== Exercise materials
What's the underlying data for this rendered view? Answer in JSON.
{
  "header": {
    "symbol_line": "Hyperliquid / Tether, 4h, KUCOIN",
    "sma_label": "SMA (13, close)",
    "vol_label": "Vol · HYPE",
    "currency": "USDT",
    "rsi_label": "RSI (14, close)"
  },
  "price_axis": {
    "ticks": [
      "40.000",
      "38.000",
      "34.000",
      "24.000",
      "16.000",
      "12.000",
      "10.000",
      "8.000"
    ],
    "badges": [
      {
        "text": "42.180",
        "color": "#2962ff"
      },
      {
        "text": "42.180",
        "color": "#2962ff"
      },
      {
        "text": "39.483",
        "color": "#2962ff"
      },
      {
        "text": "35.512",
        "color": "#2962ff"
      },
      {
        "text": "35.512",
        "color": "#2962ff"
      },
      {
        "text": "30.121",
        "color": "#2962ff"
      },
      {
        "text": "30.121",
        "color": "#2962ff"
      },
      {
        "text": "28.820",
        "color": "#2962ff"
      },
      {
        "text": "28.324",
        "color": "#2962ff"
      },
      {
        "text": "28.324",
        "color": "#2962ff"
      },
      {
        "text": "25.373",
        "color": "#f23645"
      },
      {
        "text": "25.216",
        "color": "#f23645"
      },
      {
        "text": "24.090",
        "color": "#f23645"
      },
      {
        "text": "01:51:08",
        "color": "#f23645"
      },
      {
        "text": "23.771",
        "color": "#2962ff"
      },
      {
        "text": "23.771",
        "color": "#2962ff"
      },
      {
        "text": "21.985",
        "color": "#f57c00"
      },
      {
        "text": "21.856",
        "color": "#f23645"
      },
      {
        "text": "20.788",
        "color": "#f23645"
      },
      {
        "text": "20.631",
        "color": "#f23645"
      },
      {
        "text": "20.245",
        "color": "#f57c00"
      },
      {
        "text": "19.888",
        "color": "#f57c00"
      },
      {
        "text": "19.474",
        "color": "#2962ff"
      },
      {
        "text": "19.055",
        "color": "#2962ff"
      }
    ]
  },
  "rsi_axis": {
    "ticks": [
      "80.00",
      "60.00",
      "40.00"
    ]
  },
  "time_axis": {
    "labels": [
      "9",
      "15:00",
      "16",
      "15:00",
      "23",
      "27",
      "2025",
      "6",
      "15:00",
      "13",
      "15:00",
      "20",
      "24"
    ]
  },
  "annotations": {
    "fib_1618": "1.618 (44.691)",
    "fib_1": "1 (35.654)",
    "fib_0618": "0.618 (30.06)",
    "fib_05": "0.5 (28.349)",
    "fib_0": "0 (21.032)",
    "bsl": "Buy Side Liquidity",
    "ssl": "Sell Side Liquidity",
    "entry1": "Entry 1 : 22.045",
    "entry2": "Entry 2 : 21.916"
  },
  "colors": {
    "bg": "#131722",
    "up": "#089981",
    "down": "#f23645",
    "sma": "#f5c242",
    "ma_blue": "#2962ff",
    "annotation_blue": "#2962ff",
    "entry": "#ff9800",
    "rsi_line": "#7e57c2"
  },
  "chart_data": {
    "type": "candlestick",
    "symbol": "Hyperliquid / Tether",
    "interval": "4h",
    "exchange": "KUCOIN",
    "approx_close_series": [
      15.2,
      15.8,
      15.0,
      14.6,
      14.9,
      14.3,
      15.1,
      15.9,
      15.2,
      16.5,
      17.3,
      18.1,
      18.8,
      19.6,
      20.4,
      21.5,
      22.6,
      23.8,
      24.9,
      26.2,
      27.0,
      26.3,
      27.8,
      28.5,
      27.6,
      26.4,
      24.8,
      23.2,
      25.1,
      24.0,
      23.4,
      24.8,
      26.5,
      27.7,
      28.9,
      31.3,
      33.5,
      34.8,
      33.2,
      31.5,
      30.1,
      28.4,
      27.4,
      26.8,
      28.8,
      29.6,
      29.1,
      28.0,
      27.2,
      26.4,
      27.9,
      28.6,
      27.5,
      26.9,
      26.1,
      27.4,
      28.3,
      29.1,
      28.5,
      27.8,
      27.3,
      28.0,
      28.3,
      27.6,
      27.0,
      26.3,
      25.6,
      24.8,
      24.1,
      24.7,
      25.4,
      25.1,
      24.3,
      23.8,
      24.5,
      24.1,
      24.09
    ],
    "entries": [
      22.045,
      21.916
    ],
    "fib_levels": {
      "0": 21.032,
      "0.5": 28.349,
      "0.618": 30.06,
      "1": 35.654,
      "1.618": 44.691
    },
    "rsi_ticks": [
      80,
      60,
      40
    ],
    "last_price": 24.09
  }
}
====
### Job
Where a line contains the string "Liquidity", extract that line.

### Answer to this exercise
    "bsl": "Buy Side Liquidity",
    "ssl": "Sell Side Liquidity",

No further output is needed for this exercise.